* BEGIN Data for this task *

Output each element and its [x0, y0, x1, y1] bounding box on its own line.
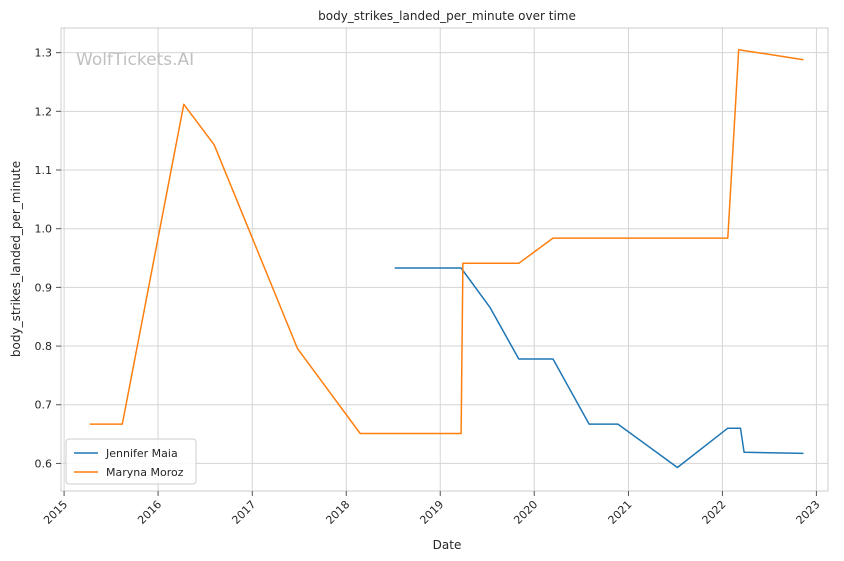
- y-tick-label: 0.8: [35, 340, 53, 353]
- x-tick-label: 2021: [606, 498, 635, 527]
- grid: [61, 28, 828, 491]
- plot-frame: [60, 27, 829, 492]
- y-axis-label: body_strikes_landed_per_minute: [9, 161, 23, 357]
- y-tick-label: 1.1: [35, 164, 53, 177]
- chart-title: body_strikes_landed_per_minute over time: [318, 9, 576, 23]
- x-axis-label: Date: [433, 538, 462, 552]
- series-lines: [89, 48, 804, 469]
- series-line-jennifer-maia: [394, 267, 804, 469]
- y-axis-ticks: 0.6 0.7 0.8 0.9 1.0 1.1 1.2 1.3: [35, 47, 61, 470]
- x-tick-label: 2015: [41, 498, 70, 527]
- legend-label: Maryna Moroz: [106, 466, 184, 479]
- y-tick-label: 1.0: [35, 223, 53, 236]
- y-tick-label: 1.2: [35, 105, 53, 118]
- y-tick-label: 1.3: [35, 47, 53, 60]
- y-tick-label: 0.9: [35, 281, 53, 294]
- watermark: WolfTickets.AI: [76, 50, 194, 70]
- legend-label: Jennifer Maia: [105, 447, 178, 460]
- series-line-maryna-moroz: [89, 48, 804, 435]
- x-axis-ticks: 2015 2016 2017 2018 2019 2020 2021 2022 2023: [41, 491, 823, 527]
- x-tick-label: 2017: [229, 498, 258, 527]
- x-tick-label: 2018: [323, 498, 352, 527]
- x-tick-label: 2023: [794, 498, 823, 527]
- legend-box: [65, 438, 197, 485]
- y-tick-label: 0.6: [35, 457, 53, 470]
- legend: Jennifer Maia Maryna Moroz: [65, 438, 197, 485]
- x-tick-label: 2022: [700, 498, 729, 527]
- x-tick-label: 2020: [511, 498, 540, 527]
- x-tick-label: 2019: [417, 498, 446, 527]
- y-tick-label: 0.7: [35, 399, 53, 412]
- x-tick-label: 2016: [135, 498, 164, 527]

* END Data for this task *
* BEGIN Data for this task *

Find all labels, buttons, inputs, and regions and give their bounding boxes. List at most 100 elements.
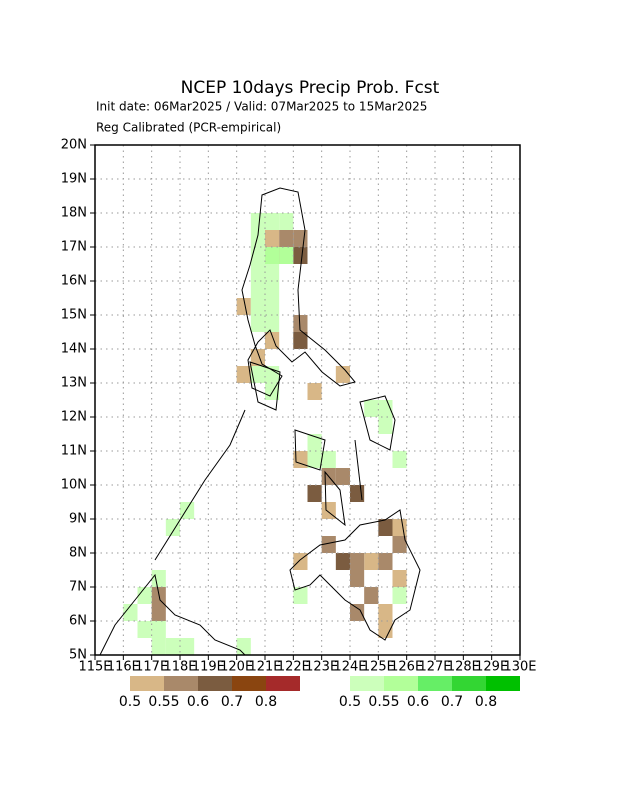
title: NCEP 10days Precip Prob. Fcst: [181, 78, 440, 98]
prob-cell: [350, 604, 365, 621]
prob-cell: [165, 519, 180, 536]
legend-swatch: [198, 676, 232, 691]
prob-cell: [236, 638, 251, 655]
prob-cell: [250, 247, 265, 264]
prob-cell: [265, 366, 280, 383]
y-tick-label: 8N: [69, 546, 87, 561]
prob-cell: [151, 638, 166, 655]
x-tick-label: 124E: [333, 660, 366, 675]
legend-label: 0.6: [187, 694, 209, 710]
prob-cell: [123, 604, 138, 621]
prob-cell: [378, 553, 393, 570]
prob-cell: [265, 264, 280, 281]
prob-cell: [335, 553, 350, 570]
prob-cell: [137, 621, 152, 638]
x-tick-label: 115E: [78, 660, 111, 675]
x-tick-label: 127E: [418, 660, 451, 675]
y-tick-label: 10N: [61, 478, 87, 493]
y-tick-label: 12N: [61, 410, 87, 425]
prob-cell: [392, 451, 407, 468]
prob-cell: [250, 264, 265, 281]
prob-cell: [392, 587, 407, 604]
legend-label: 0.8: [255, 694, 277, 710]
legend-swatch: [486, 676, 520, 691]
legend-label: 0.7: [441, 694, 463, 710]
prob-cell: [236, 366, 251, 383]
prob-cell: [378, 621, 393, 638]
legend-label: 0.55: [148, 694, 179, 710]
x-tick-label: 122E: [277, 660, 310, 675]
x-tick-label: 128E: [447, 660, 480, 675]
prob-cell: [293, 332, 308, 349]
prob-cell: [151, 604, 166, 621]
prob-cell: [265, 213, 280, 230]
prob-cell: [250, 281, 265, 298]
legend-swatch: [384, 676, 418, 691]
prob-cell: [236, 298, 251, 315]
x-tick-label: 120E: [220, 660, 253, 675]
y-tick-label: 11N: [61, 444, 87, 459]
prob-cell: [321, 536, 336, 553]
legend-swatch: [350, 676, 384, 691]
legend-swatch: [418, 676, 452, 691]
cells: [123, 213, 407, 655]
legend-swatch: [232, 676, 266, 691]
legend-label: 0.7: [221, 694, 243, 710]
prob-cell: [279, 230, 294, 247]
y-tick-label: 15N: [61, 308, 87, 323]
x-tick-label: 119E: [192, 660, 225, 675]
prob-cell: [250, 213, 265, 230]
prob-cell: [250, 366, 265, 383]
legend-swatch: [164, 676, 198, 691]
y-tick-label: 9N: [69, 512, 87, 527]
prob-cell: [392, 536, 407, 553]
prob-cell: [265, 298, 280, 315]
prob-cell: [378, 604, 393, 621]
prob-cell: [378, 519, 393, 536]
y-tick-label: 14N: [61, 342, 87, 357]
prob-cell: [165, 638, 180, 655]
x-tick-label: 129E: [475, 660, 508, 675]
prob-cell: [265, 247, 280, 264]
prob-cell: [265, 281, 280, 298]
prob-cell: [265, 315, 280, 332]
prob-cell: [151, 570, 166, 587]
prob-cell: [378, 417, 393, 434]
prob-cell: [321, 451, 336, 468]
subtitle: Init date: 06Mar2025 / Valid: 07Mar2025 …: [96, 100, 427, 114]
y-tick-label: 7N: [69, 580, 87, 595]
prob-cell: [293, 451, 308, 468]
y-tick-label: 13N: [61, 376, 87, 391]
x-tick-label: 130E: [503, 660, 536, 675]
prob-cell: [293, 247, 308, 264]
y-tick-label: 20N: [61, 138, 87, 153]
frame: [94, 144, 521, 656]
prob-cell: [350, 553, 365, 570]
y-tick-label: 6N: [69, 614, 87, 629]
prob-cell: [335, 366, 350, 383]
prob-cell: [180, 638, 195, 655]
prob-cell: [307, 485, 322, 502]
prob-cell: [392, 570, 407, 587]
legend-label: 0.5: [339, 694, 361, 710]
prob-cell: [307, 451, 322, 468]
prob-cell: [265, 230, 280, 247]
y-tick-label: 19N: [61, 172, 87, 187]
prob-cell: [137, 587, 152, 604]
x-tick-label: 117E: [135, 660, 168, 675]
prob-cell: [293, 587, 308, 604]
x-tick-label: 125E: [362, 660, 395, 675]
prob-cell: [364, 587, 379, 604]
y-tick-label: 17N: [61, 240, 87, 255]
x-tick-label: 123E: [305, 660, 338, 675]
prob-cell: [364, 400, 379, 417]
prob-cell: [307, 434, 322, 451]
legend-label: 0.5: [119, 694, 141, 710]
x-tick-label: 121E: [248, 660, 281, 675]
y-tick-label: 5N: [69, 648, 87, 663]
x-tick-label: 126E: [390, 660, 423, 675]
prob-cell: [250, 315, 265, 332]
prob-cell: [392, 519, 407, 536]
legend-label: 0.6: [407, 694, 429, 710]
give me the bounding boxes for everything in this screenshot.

* END Data for this task *

### Aim of the exercise
Reproduce verbatim the lines of the data above, from the line containing "- y-tick-label: 0.8: [35, 340, 53, 353]" through the line containing "- y-tick-label: 1.0: [35, 223, 53, 236]", both inclusive.

### Response to the task
- y-tick-label: 0.8: [35, 340, 53, 353]
- x-tick-label: 2021: [606, 498, 635, 527]
- grid: [61, 28, 828, 491]
- plot-frame: [60, 27, 829, 492]
- y-axis-label: body_strikes_landed_per_minute: [9, 161, 23, 357]
- y-tick-label: 1.1: [35, 164, 53, 177]
- chart-title: body_strikes_landed_per_minute over time: [318, 9, 576, 23]
- x-axis-label: Date: [433, 538, 462, 552]
- series-lines: [89, 48, 804, 469]
- series-line-jennifer-maia: [394, 267, 804, 469]
- y-axis-ticks: 0.6 0.7 0.8 0.9 1.0 1.1 1.2 1.3: [35, 47, 61, 470]
- x-tick-label: 2015: [41, 498, 70, 527]
- legend-label: Maryna Moroz: [106, 466, 184, 479]
- y-tick-label: 1.0: [35, 223, 53, 236]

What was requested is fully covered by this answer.